======== Data ========

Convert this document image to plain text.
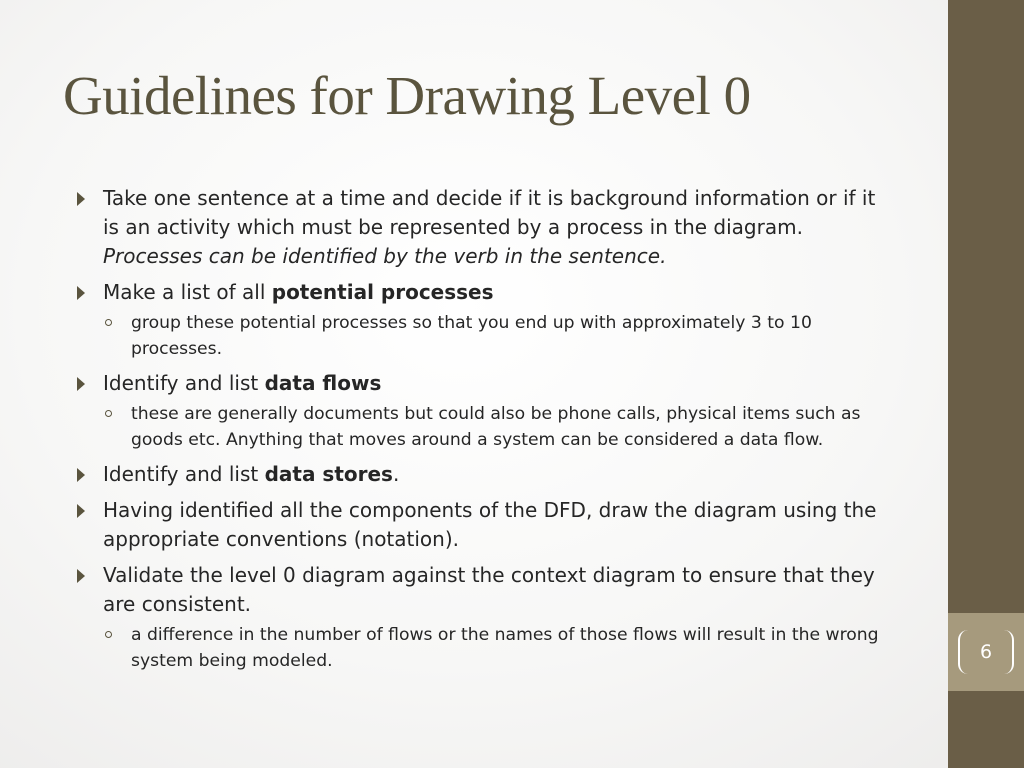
Guidelines for Drawing Level 0
Take one sentence at a time and decide if it is background information or if it is an activity which must be represented by a process in the diagram. Processes can be identified by the verb in the sentence.
Make a list of all potential processes
group these potential processes so that you end up with approximately 3 to 10 processes.
Identify and list data flows
these are generally documents but could also be phone calls, physical items such as goods etc. Anything that moves around a system can be considered a data flow.
Identify and list data stores.
Having identified all the components of the DFD, draw the diagram using the appropriate conventions (notation).
Validate the level 0 diagram against the context diagram to ensure that they are consistent.
a difference in the number of flows or the names of those flows will result in the wrong system being modeled.	6
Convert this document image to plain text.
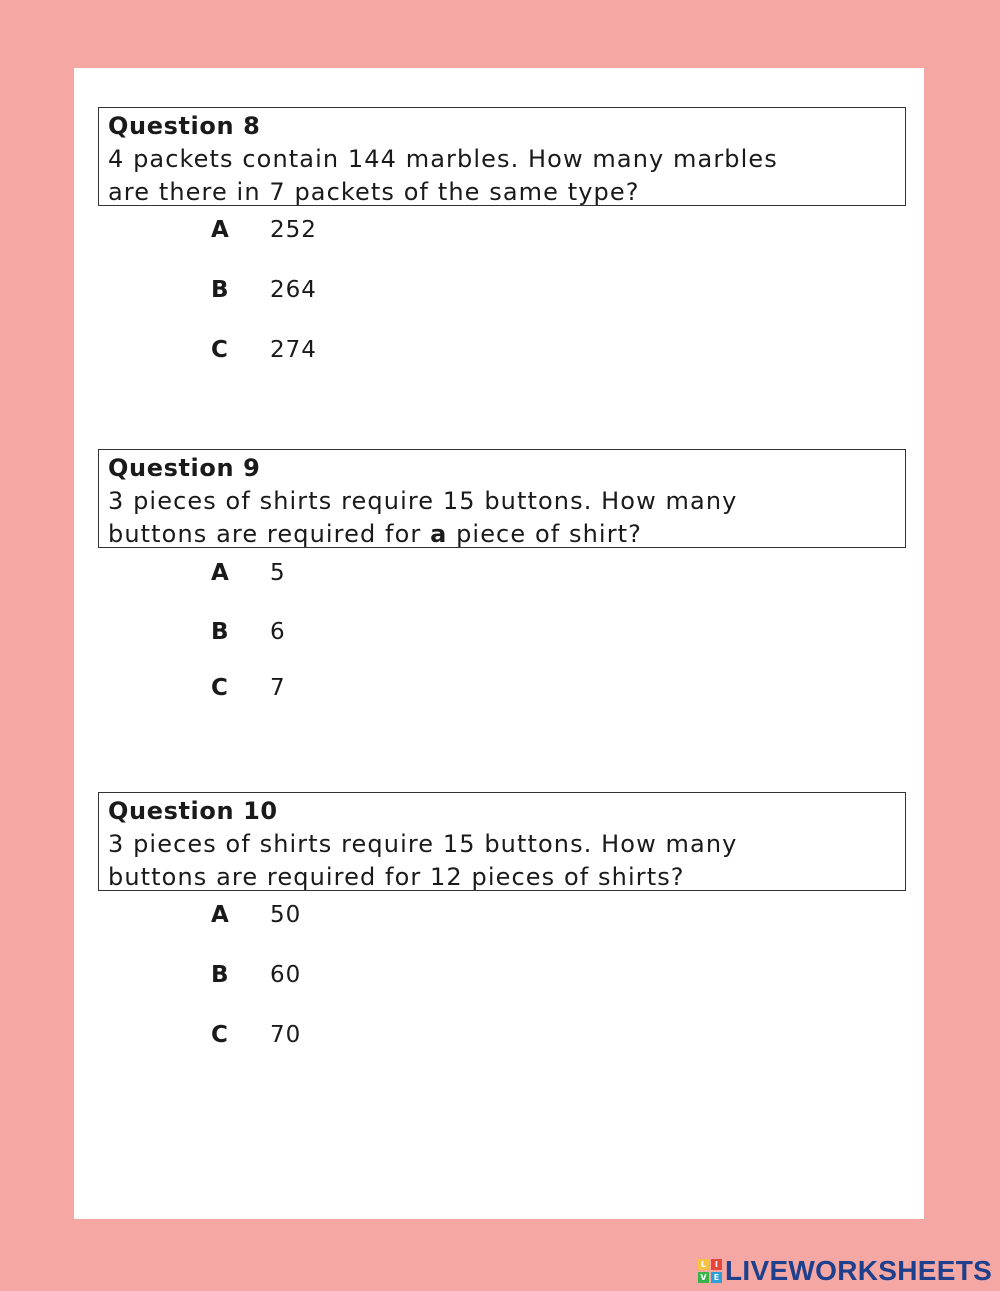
Question 8
4 packets contain 144 marbles. How many marbles
are there in 7 packets of the same type?
A 252
B 264
C 274
Question 9
3 pieces of shirts require 15 buttons. How many
buttons are required for a piece of shirt?
A 5
B 6
C 7
Question 10
3 pieces of shirts require 15 buttons. How many
buttons are required for 12 pieces of shirts?
A 50
B 60
C 70
L	I
V E LIVEWORKSHEETS
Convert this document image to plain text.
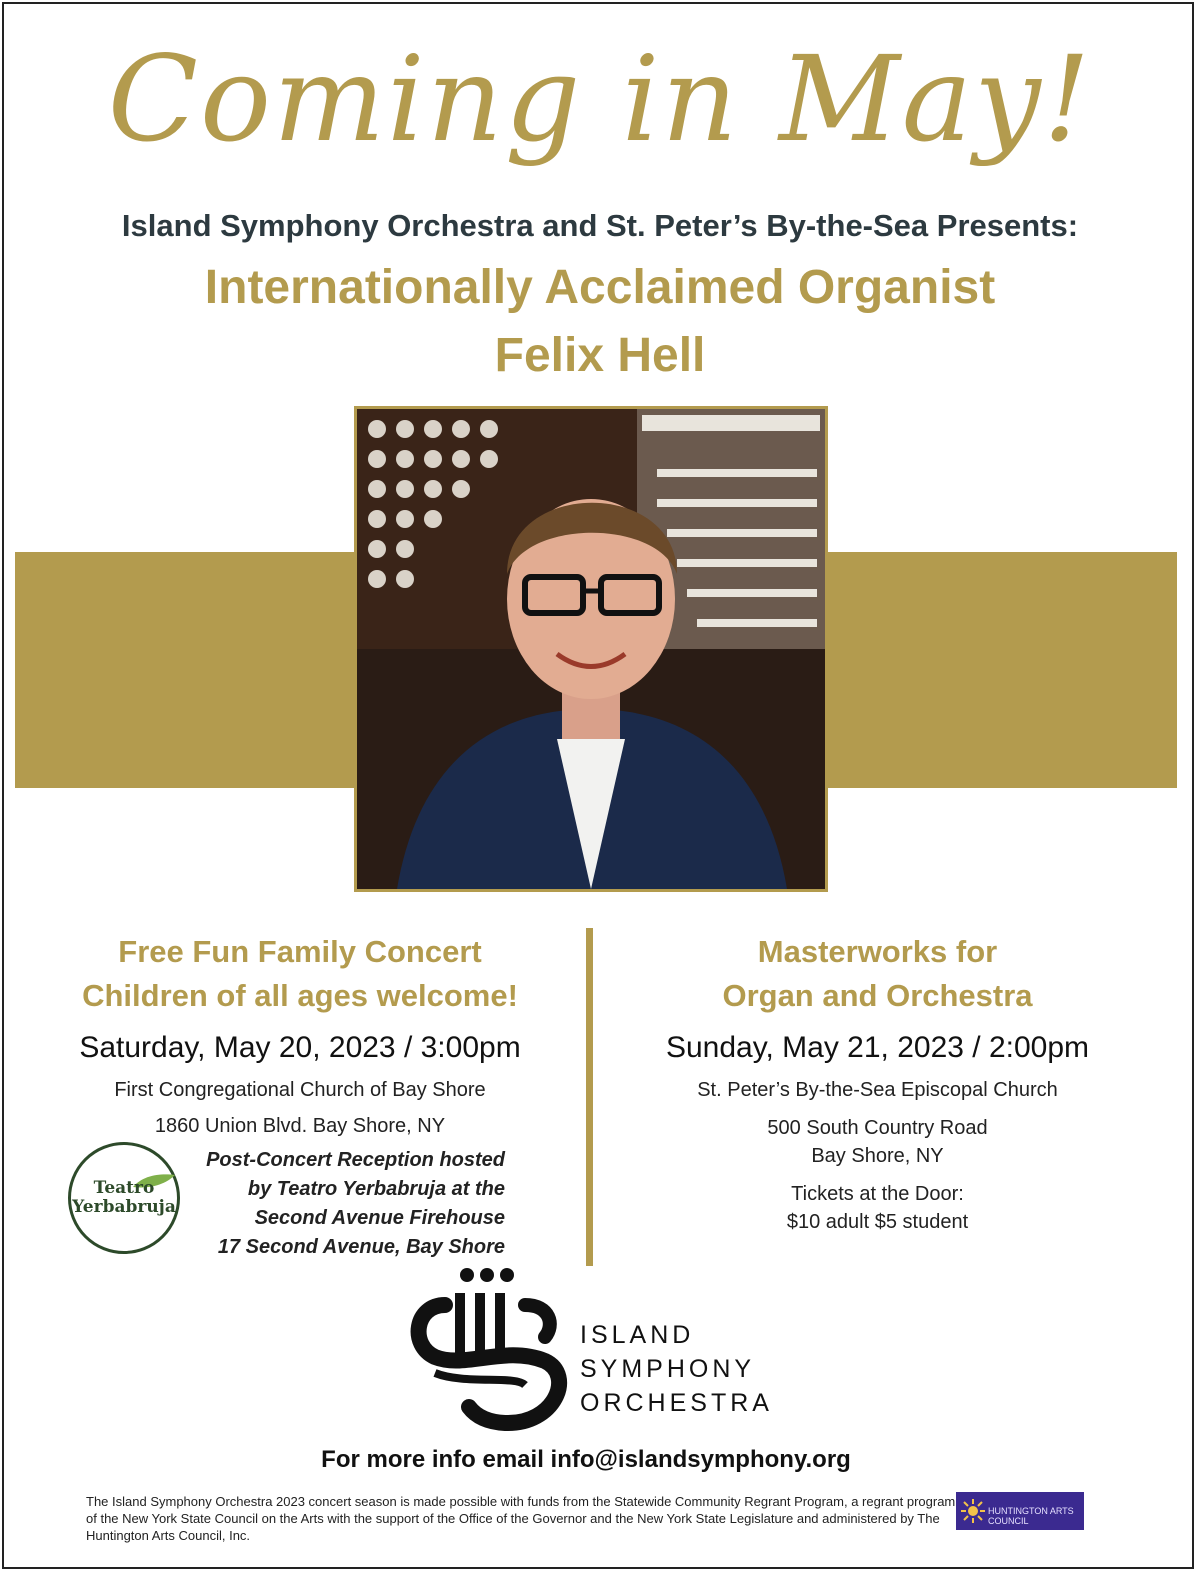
Coming in May!
Island Symphony Orchestra and St. Peter’s By-the-Sea Presents:
Internationally Acclaimed Organist
Felix Hell
Free Fun Family Concert
Children of all ages welcome!
Saturday, May 20, 2023 / 3:00pm
First Congregational Church of Bay Shore
1860 Union Blvd. Bay Shore, NY
Teatro
Yerbabruja
Post-Concert Reception hosted
by Teatro Yerbabruja at the
Second Avenue Firehouse
17 Second Avenue, Bay Shore
Masterworks for
Organ and Orchestra
Sunday, May 21, 2023 / 2:00pm
St. Peter’s By-the-Sea Episcopal Church
500 South Country Road
Bay Shore, NY
Tickets at the Door:
$10 adult $5 student
ISLAND
SYMPHONY
ORCHESTRA
For more info email info@islandsymphony.org
The Island Symphony Orchestra 2023 concert season is made possible with funds from the Statewide Community Regrant Program, a regrant program of the New York State Council on the Arts with the support of the Office of the Governor and the New York State Legislature and administered by The Huntington Arts Council, Inc.
HUNTINGTON ARTS COUNCIL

========

- **Stated exercise**
Return the listing above word for word, with the pictures removed.

- **Task result**
Convert this document image to plain text.
Guidelines for Drawing Level 0
Take one sentence at a time and decide if it is background information or if it is an activity which must be represented by a process in the diagram. Processes can be identified by the verb in the sentence.
Make a list of all potential processes
group these potential processes so that you end up with approximately 3 to 10 processes.
Identify and list data flows
these are generally documents but could also be phone calls, physical items such as goods etc. Anything that moves around a system can be considered a data flow.
Identify and list data stores.
Having identified all the components of the DFD, draw the diagram using the appropriate conventions (notation).
Validate the level 0 diagram against the context diagram to ensure that they are consistent.
a difference in the number of flows or the names of those flows will result in the wrong system being modeled.	6
Convert this document image to plain text.
Question 8
4 packets contain 144 marbles. How many marbles
are there in 7 packets of the same type?
A 252
B 264
C 274
Question 9
3 pieces of shirts require 15 buttons. How many
buttons are required for a piece of shirt?
A 5
B 6
C 7
Question 10
3 pieces of shirts require 15 buttons. How many
buttons are required for 12 pieces of shirts?
A 50
B 60
C 70
L	I
V E LIVEWORKSHEETS
Convert this document image to plain text.
Coming in May!
Island Symphony Orchestra and St. Peter’s By-the-Sea Presents:
Internationally Acclaimed Organist
Felix Hell
Free Fun Family Concert
Children of all ages welcome!
Saturday, May 20, 2023 / 3:00pm
First Congregational Church of Bay Shore
1860 Union Blvd. Bay Shore, NY
Teatro
Yerbabruja
Post-Concert Reception hosted
by Teatro Yerbabruja at the
Second Avenue Firehouse
17 Second Avenue, Bay Shore
Masterworks for
Organ and Orchestra
Sunday, May 21, 2023 / 2:00pm
St. Peter’s By-the-Sea Episcopal Church
500 South Country Road
Bay Shore, NY
Tickets at the Door:
$10 adult $5 student
ISLAND
SYMPHONY
ORCHESTRA
For more info email info@islandsymphony.org
The Island Symphony Orchestra 2023 concert season is made possible with funds from the Statewide Community Regrant Program, a regrant program of the New York State Council on the Arts with the support of the Office of the Governor and the New York State Legislature and administered by The Huntington Arts Council, Inc.
HUNTINGTON ARTS COUNCIL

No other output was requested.